# What you have to do
Find every line in the records below that holds the word "tercile", and copy it out.
--- begin ---
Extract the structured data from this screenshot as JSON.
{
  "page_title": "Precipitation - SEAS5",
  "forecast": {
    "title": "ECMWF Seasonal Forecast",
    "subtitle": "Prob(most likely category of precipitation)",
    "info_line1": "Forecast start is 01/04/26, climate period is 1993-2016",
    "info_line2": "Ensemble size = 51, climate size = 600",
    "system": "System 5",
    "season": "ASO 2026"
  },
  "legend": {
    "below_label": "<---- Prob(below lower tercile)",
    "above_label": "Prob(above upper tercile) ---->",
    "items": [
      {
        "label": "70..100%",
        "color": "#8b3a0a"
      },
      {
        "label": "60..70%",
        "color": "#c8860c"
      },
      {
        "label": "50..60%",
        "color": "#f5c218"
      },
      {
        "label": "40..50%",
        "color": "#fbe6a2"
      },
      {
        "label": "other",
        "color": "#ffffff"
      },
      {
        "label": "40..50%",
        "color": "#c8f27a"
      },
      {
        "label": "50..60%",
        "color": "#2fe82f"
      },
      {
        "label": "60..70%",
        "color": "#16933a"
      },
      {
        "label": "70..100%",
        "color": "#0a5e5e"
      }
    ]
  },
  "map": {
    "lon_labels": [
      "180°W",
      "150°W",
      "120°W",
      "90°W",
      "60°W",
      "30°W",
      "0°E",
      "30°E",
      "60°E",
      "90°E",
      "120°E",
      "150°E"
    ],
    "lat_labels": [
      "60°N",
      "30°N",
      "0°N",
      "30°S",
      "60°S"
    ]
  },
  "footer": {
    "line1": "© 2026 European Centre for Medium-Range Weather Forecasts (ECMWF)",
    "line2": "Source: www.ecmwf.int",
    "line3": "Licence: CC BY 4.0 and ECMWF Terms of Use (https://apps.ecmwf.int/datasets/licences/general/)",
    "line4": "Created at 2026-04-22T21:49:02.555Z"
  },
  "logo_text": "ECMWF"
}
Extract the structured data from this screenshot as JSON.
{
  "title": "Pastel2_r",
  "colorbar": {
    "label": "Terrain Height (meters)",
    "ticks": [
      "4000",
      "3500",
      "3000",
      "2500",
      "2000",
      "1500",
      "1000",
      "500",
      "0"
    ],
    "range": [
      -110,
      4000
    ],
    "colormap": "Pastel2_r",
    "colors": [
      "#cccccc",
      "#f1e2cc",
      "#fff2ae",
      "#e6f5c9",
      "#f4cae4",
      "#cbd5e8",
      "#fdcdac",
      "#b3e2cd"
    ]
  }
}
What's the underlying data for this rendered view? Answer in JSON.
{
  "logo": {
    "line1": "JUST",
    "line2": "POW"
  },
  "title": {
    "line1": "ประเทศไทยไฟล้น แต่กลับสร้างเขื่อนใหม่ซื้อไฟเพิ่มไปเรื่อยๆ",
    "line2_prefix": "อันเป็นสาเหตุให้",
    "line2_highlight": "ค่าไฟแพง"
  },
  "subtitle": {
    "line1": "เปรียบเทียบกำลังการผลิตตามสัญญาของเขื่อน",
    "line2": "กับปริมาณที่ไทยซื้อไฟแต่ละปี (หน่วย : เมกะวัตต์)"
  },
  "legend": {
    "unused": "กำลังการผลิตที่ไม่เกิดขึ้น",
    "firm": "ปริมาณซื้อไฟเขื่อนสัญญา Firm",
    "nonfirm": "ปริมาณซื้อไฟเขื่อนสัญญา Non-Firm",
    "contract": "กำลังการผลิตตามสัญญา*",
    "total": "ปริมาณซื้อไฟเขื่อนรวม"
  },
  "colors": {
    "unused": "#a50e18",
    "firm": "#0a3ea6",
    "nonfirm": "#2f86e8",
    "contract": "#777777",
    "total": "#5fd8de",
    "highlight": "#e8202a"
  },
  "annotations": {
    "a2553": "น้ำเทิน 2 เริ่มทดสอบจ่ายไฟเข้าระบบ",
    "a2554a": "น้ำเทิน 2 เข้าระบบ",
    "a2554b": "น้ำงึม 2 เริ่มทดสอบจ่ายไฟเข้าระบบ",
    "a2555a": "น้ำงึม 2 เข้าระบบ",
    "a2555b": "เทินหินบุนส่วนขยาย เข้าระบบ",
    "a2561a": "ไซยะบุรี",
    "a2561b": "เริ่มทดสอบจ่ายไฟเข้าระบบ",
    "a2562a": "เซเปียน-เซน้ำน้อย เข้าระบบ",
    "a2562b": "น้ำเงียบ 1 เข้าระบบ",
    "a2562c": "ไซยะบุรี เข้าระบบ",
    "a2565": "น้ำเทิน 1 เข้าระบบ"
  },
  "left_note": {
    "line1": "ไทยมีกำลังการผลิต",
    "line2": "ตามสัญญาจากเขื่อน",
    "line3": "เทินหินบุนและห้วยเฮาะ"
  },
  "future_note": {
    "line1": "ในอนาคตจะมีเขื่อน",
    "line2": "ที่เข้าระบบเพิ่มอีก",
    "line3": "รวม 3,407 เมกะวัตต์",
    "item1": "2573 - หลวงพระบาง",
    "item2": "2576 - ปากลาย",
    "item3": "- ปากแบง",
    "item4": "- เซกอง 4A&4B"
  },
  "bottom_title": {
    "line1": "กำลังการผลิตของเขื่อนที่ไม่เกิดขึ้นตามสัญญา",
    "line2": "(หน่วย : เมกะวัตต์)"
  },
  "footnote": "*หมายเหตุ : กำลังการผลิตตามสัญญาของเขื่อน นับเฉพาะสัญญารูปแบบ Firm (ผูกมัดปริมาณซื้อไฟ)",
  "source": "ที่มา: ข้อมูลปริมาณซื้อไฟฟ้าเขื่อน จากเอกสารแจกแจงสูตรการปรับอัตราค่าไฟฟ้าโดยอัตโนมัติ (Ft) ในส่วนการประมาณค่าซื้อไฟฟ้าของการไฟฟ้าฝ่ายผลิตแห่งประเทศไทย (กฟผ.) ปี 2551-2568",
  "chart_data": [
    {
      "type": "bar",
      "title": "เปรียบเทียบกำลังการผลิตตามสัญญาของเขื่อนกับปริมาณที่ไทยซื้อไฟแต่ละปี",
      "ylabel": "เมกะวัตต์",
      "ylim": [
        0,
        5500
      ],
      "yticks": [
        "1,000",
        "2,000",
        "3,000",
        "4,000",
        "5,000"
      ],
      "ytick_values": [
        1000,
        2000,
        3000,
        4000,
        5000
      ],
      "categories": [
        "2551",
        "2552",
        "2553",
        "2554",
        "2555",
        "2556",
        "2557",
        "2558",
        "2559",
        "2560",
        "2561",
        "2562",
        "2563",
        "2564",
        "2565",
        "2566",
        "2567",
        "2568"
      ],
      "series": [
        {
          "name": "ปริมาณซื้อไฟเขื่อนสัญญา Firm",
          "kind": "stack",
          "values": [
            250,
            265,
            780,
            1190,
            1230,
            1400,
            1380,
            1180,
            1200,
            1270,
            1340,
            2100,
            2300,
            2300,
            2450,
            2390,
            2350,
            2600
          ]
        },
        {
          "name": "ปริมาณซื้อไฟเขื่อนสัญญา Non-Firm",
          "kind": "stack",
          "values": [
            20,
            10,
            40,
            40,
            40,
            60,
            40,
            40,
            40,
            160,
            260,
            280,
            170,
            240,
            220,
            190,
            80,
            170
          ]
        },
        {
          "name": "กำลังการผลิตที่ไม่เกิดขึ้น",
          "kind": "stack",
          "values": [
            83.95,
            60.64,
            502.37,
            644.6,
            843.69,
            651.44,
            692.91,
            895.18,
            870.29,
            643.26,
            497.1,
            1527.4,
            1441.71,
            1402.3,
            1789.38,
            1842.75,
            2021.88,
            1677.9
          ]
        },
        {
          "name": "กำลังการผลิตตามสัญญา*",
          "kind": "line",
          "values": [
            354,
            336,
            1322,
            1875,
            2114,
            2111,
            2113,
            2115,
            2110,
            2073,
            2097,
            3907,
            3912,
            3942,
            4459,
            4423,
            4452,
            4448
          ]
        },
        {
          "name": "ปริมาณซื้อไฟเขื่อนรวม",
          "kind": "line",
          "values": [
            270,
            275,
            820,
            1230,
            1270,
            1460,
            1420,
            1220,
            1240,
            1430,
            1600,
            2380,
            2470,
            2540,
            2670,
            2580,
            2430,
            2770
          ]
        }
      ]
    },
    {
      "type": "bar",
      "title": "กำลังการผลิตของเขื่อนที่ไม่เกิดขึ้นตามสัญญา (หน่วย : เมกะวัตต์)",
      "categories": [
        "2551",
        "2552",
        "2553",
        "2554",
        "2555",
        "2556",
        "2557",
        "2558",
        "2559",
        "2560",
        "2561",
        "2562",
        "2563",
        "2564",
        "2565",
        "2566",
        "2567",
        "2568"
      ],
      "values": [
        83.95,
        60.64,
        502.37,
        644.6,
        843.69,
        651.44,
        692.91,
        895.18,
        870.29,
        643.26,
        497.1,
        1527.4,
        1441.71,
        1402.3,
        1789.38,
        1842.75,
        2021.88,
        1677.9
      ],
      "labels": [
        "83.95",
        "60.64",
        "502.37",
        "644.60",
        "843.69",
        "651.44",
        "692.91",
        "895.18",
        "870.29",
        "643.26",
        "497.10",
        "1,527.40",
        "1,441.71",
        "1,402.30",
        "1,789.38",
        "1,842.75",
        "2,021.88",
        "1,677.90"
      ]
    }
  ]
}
--- end ---
# Right answer
    "below_label": "<---- Prob(below lower tercile)",
    "above_label": "Prob(above upper tercile) ---->",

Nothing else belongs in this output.